■ **What to do**
Every record must be transcribed in its entirety, apart from the images, which are to be omitted.

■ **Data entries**

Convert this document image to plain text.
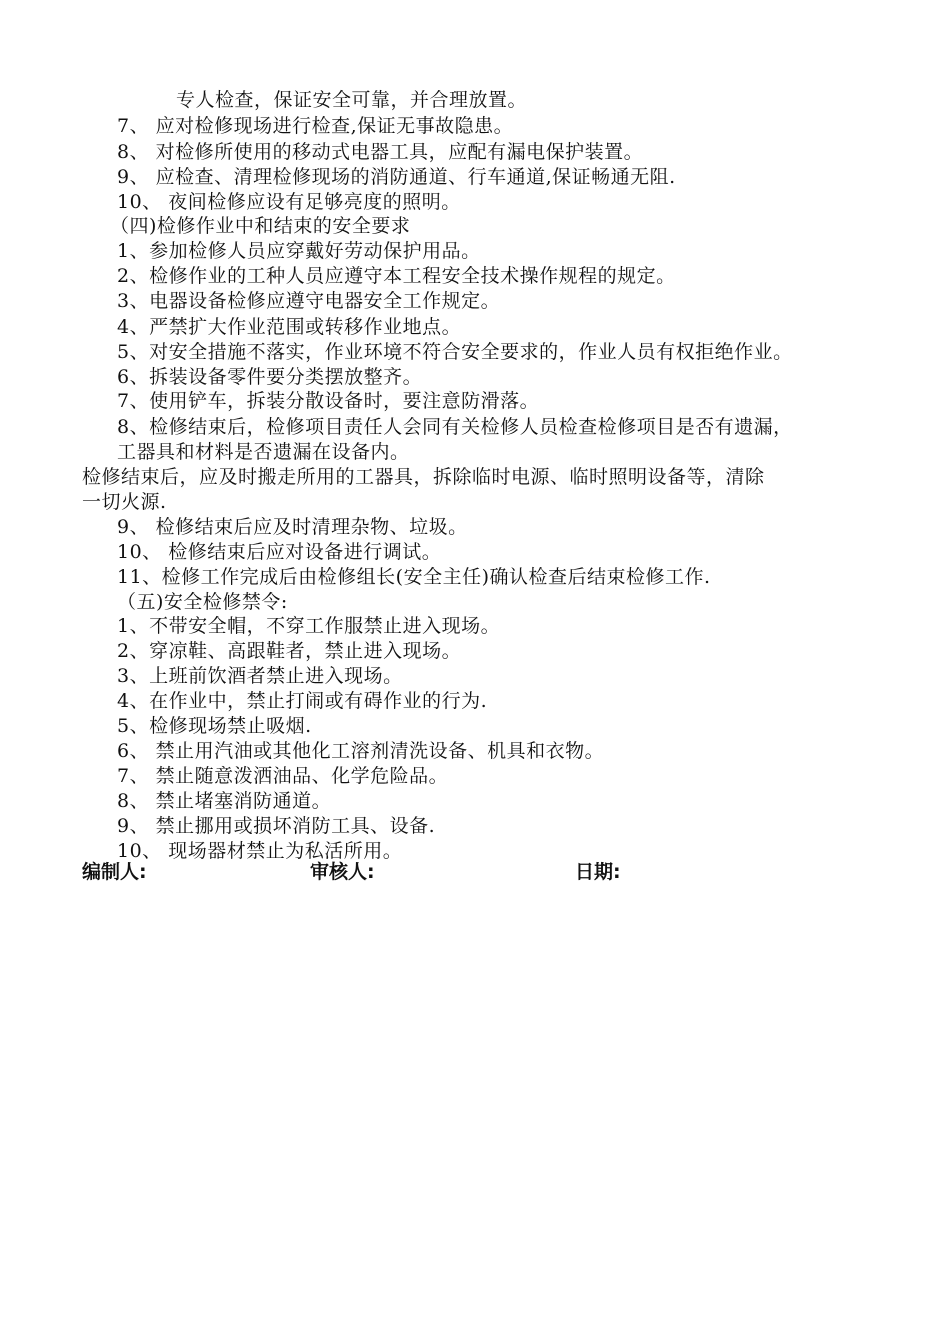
专人检查，保证安全可靠，并合理放置。
7、 应对检修现场进行检查,保证无事故隐患。
8、 对检修所使用的移动式电器工具，应配有漏电保护装置。
9、 应检查、清理检修现场的消防通道、行车通道,保证畅通无阻.
10、 夜间检修应设有足够亮度的照明。
（四)检修作业中和结束的安全要求
1、参加检修人员应穿戴好劳动保护用品。
2、检修作业的工种人员应遵守本工程安全技术操作规程的规定。
3、电器设备检修应遵守电器安全工作规定。
4、严禁扩大作业范围或转移作业地点。
5、对安全措施不落实，作业环境不符合安全要求的，作业人员有权拒绝作业。
6、拆装设备零件要分类摆放整齐。
7、使用铲车，拆装分散设备时，要注意防滑落。
8、检修结束后，检修项目责任人会同有关检修人员检查检修项目是否有遗漏，
工器具和材料是否遗漏在设备内。
检修结束后，应及时搬走所用的工器具，拆除临时电源、临时照明设备等，清除
一切火源.
9、 检修结束后应及时清理杂物、垃圾。
10、 检修结束后应对设备进行调试。
11、检修工作完成后由检修组长(安全主任)确认检查后结束检修工作.
（五)安全检修禁令:
1、不带安全帽，不穿工作服禁止进入现场。
2、穿凉鞋、高跟鞋者，禁止进入现场。
3、上班前饮酒者禁止进入现场。
4、在作业中，禁止打闹或有碍作业的行为.
5、检修现场禁止吸烟.
6、 禁止用汽油或其他化工溶剂清洗设备、机具和衣物。
7、 禁止随意泼洒油品、化学危险品。
8、 禁止堵塞消防通道。
9、 禁止挪用或损坏消防工具、设备.
10、 现场器材禁止为私活所用。
编制人:	审核人:	日期:
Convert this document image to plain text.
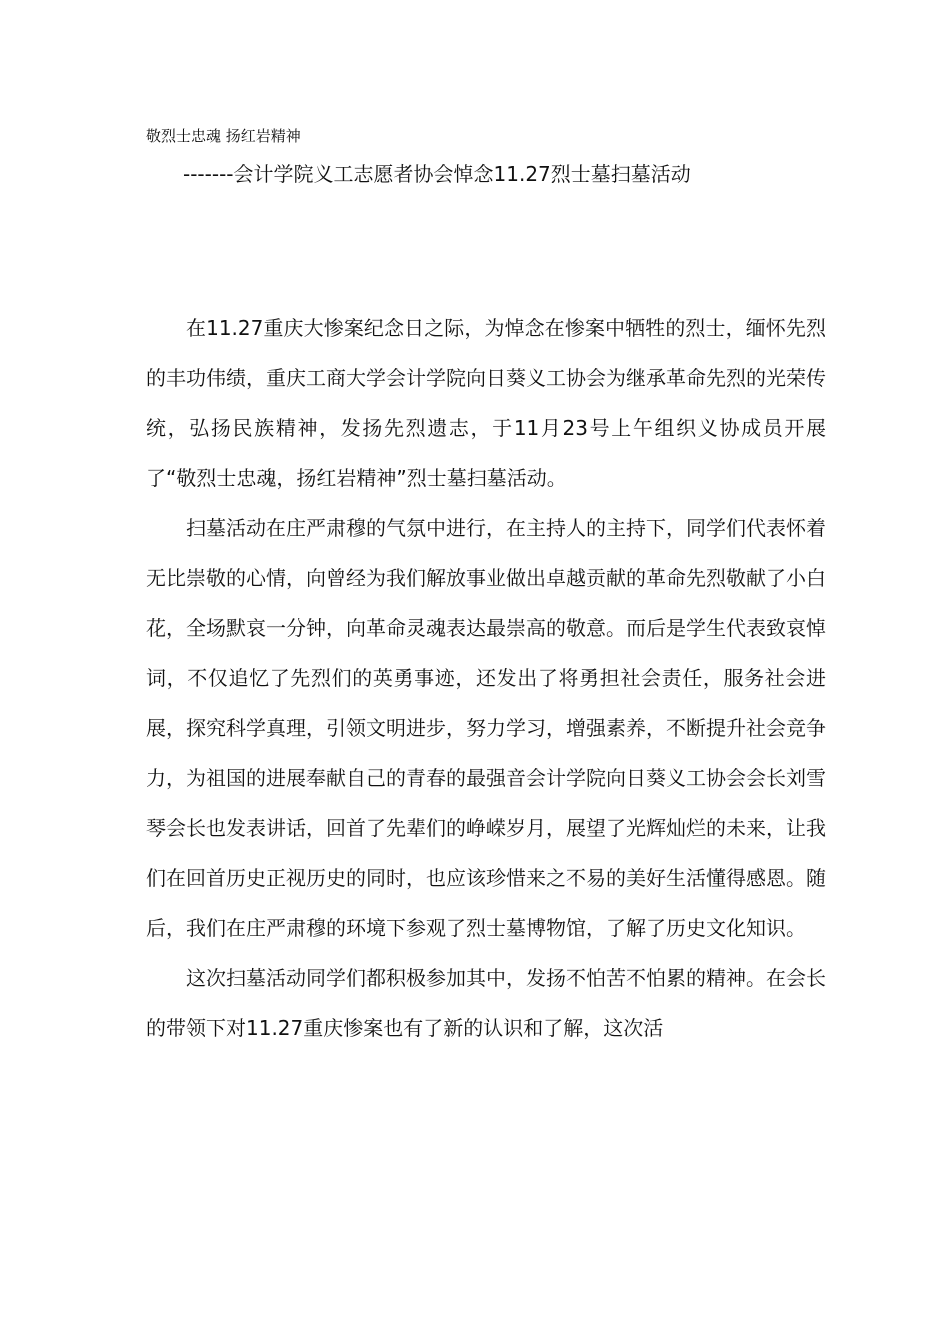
敬烈士忠魂 扬红岩精神
-------会计学院义工志愿者协会悼念11.27烈士墓扫墓活动

在11.27重庆大惨案纪念日之际，为悼念在惨案中牺牲的烈士，缅怀先烈的丰功伟绩，重庆工商大学会计学院向日葵义工协会为继承革命先烈的光荣传统，弘扬民族精神，发扬先烈遗志，于11月23号上午组织义协成员开展了“敬烈士忠魂，扬红岩精神”烈士墓扫墓活动。

扫墓活动在庄严肃穆的气氛中进行，在主持人的主持下，同学们代表怀着无比崇敬的心情，向曾经为我们解放事业做出卓越贡献的革命先烈敬献了小白花，全场默哀一分钟，向革命灵魂表达最崇高的敬意。而后是学生代表致哀悼词，不仅追忆了先烈们的英勇事迹，还发出了将勇担社会责任，服务社会进展，探究科学真理，引领文明进步，努力学习，增强素养，不断提升社会竞争力，为祖国的进展奉献自己的青春的最强音会计学院向日葵义工协会会长刘雪琴会长也发表讲话，回首了先辈们的峥嵘岁月，展望了光辉灿烂的未来，让我们在回首历史正视历史的同时，也应该珍惜来之不易的美好生活懂得感恩。随后，我们在庄严肃穆的环境下参观了烈士墓博物馆，了解了历史文化知识。

这次扫墓活动同学们都积极参加其中，发扬不怕苦不怕累的精神。在会长的带领下对11.27重庆惨案也有了新的认识和了解，这次活
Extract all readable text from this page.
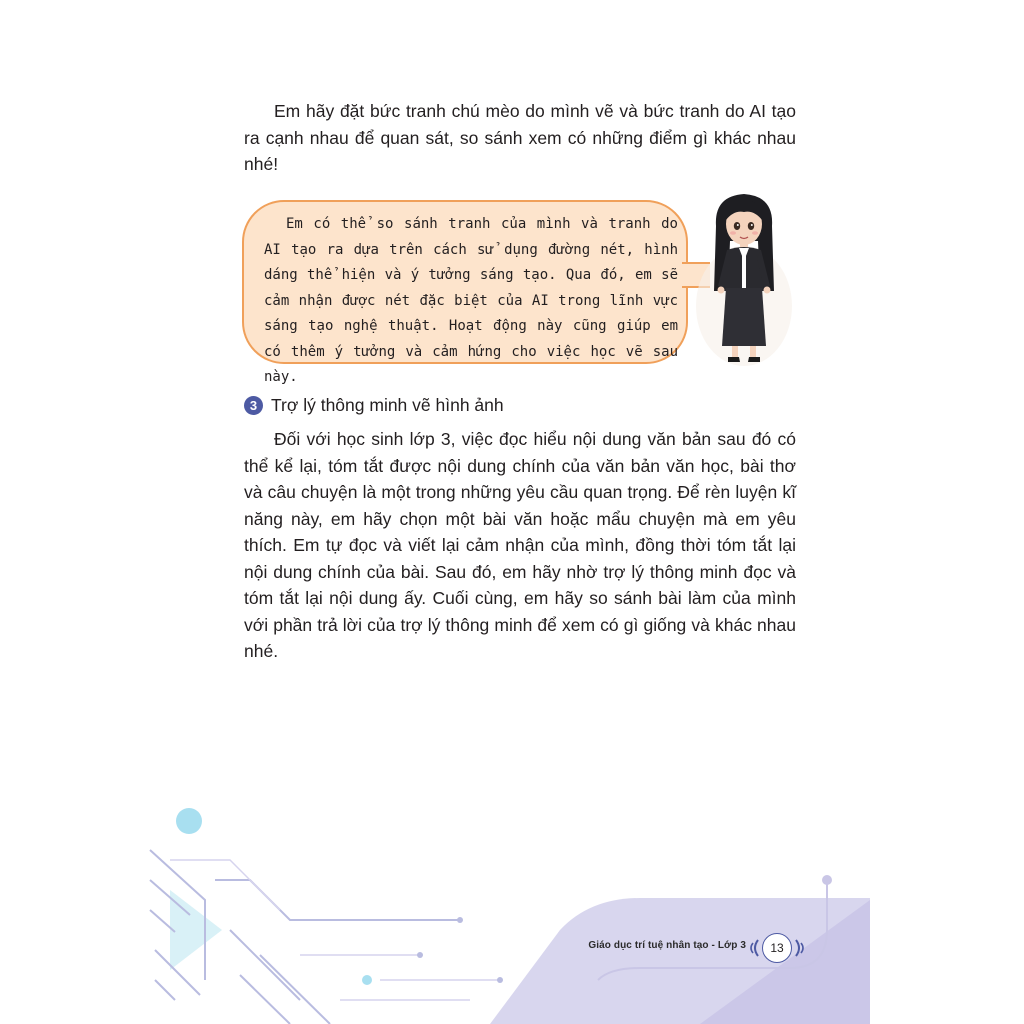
Em hãy đặt bức tranh chú mèo do mình vẽ và bức tranh do AI tạo ra cạnh nhau để quan sát, so sánh xem có những điểm gì khác nhau nhé!

Em có thể so sánh tranh của mình và tranh do AI tạo ra dựa trên cách sử dụng đường nét, hình dáng thể hiện và ý tưởng sáng tạo. Qua đó, em sẽ cảm nhận được nét đặc biệt của AI trong lĩnh vực sáng tạo nghệ thuật. Hoạt động này cũng giúp em có thêm ý tưởng và cảm hứng cho việc học vẽ sau này.

3 Trợ lý thông minh vẽ hình ảnh

Đối với học sinh lớp 3, việc đọc hiểu nội dung văn bản sau đó có thể kể lại, tóm tắt được nội dung chính của văn bản văn học, bài thơ và câu chuyện là một trong những yêu cầu quan trọng. Để rèn luyện kĩ năng này, em hãy chọn một bài văn hoặc mẩu chuyện mà em yêu thích. Em tự đọc và viết lại cảm nhận của mình, đồng thời tóm tắt lại nội dung chính của bài. Sau đó, em hãy nhờ trợ lý thông minh đọc và tóm tắt lại nội dung ấy. Cuối cùng, em hãy so sánh bài làm của mình với phần trả lời của trợ lý thông minh để xem có gì giống và khác nhau nhé.

Giáo dục trí tuệ nhân tạo - Lớp 3	13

■ **Output for this exercise**
Convert this document image to plain text.
专人检查，保证安全可靠，并合理放置。
7、 应对检修现场进行检查,保证无事故隐患。
8、 对检修所使用的移动式电器工具，应配有漏电保护装置。
9、 应检查、清理检修现场的消防通道、行车通道,保证畅通无阻.
10、 夜间检修应设有足够亮度的照明。
（四)检修作业中和结束的安全要求
1、参加检修人员应穿戴好劳动保护用品。
2、检修作业的工种人员应遵守本工程安全技术操作规程的规定。
3、电器设备检修应遵守电器安全工作规定。
4、严禁扩大作业范围或转移作业地点。
5、对安全措施不落实，作业环境不符合安全要求的，作业人员有权拒绝作业。
6、拆装设备零件要分类摆放整齐。
7、使用铲车，拆装分散设备时，要注意防滑落。
8、检修结束后，检修项目责任人会同有关检修人员检查检修项目是否有遗漏，
工器具和材料是否遗漏在设备内。
检修结束后，应及时搬走所用的工器具，拆除临时电源、临时照明设备等，清除
一切火源.
9、 检修结束后应及时清理杂物、垃圾。
10、 检修结束后应对设备进行调试。
11、检修工作完成后由检修组长(安全主任)确认检查后结束检修工作.
（五)安全检修禁令:
1、不带安全帽，不穿工作服禁止进入现场。
2、穿凉鞋、高跟鞋者，禁止进入现场。
3、上班前饮酒者禁止进入现场。
4、在作业中，禁止打闹或有碍作业的行为.
5、检修现场禁止吸烟.
6、 禁止用汽油或其他化工溶剂清洗设备、机具和衣物。
7、 禁止随意泼洒油品、化学危险品。
8、 禁止堵塞消防通道。
9、 禁止挪用或损坏消防工具、设备.
10、 现场器材禁止为私活所用。
编制人:	审核人:	日期:
Convert this document image to plain text.
敬烈士忠魂 扬红岩精神
-------会计学院义工志愿者协会悼念11.27烈士墓扫墓活动

在11.27重庆大惨案纪念日之际，为悼念在惨案中牺牲的烈士，缅怀先烈的丰功伟绩，重庆工商大学会计学院向日葵义工协会为继承革命先烈的光荣传统，弘扬民族精神，发扬先烈遗志，于11月23号上午组织义协成员开展了“敬烈士忠魂，扬红岩精神”烈士墓扫墓活动。

扫墓活动在庄严肃穆的气氛中进行，在主持人的主持下，同学们代表怀着无比崇敬的心情，向曾经为我们解放事业做出卓越贡献的革命先烈敬献了小白花，全场默哀一分钟，向革命灵魂表达最崇高的敬意。而后是学生代表致哀悼词，不仅追忆了先烈们的英勇事迹，还发出了将勇担社会责任，服务社会进展，探究科学真理，引领文明进步，努力学习，增强素养，不断提升社会竞争力，为祖国的进展奉献自己的青春的最强音会计学院向日葵义工协会会长刘雪琴会长也发表讲话，回首了先辈们的峥嵘岁月，展望了光辉灿烂的未来，让我们在回首历史正视历史的同时，也应该珍惜来之不易的美好生活懂得感恩。随后，我们在庄严肃穆的环境下参观了烈士墓博物馆，了解了历史文化知识。

这次扫墓活动同学们都积极参加其中，发扬不怕苦不怕累的精神。在会长的带领下对11.27重庆惨案也有了新的认识和了解，这次活
Extract all readable text from this page.
Em hãy đặt bức tranh chú mèo do mình vẽ và bức tranh do AI tạo ra cạnh nhau để quan sát, so sánh xem có những điểm gì khác nhau nhé!

Em có thể so sánh tranh của mình và tranh do AI tạo ra dựa trên cách sử dụng đường nét, hình dáng thể hiện và ý tưởng sáng tạo. Qua đó, em sẽ cảm nhận được nét đặc biệt của AI trong lĩnh vực sáng tạo nghệ thuật. Hoạt động này cũng giúp em có thêm ý tưởng và cảm hứng cho việc học vẽ sau này.

3 Trợ lý thông minh vẽ hình ảnh

Đối với học sinh lớp 3, việc đọc hiểu nội dung văn bản sau đó có thể kể lại, tóm tắt được nội dung chính của văn bản văn học, bài thơ và câu chuyện là một trong những yêu cầu quan trọng. Để rèn luyện kĩ năng này, em hãy chọn một bài văn hoặc mẩu chuyện mà em yêu thích. Em tự đọc và viết lại cảm nhận của mình, đồng thời tóm tắt lại nội dung chính của bài. Sau đó, em hãy nhờ trợ lý thông minh đọc và tóm tắt lại nội dung ấy. Cuối cùng, em hãy so sánh bài làm của mình với phần trả lời của trợ lý thông minh để xem có gì giống và khác nhau nhé.

Giáo dục trí tuệ nhân tạo - Lớp 3	13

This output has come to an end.